* Supplied information:

- - -

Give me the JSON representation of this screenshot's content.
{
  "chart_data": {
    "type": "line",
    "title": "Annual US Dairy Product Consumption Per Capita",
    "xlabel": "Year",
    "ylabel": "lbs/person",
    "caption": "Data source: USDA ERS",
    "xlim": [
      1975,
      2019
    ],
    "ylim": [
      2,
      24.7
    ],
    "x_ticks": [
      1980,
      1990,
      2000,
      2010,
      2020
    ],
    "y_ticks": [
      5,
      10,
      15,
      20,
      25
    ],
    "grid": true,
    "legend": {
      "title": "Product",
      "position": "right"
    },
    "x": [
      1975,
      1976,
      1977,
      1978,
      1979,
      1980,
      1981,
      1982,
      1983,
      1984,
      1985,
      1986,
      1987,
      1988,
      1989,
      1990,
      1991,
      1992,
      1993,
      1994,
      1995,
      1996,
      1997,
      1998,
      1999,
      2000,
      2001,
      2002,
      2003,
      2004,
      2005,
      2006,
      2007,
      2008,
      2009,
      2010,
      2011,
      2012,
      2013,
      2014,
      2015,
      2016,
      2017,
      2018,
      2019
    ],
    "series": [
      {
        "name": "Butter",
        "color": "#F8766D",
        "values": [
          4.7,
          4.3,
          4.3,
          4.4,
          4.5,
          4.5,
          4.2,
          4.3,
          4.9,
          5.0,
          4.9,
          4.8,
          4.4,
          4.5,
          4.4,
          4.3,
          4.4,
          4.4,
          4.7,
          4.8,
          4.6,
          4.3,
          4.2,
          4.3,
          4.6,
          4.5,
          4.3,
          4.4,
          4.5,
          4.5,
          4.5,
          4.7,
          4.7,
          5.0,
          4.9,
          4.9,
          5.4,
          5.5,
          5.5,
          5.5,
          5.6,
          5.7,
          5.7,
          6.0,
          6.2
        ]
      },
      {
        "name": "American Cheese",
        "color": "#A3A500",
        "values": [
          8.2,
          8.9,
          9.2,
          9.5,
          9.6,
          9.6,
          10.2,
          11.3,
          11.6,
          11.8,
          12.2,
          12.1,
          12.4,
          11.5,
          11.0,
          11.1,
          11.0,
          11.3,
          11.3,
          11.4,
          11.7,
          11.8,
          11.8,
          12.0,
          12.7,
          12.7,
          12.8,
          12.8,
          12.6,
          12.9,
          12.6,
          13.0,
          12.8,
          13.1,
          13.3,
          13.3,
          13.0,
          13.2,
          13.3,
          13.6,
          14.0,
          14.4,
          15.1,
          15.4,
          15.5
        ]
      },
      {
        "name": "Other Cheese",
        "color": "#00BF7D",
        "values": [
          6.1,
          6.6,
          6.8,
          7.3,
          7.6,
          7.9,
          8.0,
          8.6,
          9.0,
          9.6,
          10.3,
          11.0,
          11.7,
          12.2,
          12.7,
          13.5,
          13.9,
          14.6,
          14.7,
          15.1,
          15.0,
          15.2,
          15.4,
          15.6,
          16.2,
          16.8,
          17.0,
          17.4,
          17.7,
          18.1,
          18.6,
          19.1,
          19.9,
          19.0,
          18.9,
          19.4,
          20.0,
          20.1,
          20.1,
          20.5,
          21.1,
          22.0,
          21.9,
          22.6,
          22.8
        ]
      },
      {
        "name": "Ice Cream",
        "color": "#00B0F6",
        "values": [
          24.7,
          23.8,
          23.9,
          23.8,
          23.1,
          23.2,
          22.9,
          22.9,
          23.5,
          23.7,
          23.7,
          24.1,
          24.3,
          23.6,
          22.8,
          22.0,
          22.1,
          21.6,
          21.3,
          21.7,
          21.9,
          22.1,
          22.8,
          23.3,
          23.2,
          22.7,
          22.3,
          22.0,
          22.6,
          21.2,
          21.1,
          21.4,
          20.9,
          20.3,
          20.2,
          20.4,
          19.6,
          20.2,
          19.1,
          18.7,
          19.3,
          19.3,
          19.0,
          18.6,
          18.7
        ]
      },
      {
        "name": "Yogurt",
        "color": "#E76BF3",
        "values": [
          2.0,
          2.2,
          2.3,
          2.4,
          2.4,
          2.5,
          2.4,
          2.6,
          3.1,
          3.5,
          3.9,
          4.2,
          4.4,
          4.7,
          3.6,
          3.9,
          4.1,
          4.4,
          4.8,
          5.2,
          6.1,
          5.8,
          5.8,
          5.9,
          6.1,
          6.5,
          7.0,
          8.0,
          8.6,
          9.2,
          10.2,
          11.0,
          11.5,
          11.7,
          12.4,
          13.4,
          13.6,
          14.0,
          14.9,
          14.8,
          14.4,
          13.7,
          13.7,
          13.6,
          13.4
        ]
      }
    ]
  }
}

- - -

* Problem to solve:
Collect, from the material above, every line containing the word "Cheese".

* Result below:
        "name": "American Cheese",
        "name": "Other Cheese",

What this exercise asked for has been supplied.